— Exercise goal —
In the data that follows, count each line holding the string "parties"; answer with the number only.

— Task data —
........

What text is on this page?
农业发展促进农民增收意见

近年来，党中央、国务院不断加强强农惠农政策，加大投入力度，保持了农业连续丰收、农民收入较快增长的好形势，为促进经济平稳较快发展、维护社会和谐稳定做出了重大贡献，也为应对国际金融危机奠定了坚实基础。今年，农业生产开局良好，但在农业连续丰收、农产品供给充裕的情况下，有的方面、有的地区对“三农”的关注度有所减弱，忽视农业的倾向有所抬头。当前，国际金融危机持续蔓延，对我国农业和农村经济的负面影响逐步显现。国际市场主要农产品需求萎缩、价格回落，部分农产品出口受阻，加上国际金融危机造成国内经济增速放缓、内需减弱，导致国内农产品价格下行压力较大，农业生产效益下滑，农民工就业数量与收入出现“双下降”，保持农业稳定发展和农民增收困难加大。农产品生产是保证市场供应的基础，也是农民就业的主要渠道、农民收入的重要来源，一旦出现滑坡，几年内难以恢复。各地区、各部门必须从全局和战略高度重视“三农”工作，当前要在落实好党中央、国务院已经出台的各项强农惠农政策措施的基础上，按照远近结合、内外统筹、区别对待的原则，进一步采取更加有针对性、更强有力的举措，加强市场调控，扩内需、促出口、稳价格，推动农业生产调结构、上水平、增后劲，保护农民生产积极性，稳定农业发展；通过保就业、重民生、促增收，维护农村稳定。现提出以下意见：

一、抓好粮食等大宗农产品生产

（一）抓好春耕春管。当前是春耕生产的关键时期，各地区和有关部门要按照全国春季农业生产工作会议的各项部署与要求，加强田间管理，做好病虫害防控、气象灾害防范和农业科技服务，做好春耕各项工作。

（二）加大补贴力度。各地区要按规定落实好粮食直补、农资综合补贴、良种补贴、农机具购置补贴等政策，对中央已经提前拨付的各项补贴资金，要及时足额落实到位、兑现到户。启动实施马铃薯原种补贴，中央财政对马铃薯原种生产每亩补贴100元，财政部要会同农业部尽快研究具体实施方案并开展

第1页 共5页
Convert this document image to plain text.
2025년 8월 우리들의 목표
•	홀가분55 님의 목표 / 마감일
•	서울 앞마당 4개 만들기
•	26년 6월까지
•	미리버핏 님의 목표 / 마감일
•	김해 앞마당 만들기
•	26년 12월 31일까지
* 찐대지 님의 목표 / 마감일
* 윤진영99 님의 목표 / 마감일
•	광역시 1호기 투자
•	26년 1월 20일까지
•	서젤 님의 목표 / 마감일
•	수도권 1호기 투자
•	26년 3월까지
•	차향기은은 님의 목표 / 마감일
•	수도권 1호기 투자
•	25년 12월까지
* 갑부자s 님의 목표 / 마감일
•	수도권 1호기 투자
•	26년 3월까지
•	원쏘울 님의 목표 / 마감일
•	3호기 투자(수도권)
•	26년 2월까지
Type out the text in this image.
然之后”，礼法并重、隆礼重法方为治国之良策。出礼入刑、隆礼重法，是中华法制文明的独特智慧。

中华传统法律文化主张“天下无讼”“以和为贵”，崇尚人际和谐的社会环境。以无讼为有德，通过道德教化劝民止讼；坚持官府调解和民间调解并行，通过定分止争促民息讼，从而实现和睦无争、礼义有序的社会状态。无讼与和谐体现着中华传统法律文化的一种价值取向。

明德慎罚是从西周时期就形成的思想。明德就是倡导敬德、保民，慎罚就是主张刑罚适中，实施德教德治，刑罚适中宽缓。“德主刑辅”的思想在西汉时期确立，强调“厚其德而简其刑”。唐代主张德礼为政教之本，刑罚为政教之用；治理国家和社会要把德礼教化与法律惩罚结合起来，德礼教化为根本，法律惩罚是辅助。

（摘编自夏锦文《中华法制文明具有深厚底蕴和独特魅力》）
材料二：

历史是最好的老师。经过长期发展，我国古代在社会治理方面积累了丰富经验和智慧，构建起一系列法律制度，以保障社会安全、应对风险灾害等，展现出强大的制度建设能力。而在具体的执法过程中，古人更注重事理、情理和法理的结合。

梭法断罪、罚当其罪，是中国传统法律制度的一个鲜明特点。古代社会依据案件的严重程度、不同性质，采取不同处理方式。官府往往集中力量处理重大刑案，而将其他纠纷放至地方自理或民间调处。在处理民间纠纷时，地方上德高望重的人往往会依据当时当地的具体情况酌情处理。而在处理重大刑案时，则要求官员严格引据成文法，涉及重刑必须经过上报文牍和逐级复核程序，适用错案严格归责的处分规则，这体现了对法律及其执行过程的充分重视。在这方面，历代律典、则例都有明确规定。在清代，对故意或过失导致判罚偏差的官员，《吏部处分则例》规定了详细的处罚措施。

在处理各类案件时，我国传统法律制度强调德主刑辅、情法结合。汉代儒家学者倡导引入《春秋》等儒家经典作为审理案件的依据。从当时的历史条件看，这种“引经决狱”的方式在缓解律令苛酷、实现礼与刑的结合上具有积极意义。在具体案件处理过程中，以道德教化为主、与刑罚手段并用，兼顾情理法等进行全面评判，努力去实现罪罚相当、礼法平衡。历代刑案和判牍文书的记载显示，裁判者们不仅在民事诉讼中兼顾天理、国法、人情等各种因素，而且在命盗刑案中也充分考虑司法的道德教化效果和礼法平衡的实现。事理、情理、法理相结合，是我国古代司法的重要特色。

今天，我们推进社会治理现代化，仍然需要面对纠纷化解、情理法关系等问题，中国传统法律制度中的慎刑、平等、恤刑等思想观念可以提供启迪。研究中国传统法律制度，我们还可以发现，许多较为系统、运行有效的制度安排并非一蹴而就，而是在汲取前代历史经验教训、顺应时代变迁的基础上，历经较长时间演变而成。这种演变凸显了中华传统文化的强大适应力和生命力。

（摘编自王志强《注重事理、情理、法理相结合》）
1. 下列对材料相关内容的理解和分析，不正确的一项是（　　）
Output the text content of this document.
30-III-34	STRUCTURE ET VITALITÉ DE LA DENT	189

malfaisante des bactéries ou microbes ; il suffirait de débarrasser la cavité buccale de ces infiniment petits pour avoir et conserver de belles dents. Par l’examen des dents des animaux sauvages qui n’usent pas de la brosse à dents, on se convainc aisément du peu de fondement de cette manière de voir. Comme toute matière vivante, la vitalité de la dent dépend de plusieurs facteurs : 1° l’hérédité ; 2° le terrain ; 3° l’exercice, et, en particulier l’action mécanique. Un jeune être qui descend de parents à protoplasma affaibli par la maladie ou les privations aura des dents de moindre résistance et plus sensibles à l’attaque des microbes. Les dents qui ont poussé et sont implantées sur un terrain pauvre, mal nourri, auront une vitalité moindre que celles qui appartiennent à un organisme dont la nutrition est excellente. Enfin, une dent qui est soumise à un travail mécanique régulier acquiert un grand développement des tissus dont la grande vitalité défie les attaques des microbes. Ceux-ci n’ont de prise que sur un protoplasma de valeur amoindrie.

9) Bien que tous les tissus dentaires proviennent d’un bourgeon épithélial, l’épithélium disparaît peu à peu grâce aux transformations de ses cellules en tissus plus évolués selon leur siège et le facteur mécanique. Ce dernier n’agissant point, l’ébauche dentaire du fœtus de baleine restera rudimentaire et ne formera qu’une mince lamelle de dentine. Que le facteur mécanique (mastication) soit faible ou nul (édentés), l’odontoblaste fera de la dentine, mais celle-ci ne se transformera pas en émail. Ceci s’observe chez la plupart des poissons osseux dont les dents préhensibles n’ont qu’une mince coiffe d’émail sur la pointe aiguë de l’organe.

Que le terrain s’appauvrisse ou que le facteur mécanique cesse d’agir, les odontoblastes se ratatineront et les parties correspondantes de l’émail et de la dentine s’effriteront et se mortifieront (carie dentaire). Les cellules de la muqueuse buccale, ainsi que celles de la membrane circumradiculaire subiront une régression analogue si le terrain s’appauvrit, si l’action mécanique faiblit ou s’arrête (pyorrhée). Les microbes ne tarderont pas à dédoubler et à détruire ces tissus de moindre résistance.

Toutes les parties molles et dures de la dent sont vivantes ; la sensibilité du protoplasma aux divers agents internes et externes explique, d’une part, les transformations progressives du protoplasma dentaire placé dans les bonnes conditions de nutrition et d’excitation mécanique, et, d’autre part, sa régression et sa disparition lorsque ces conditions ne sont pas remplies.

........

— Output of the exercise —
2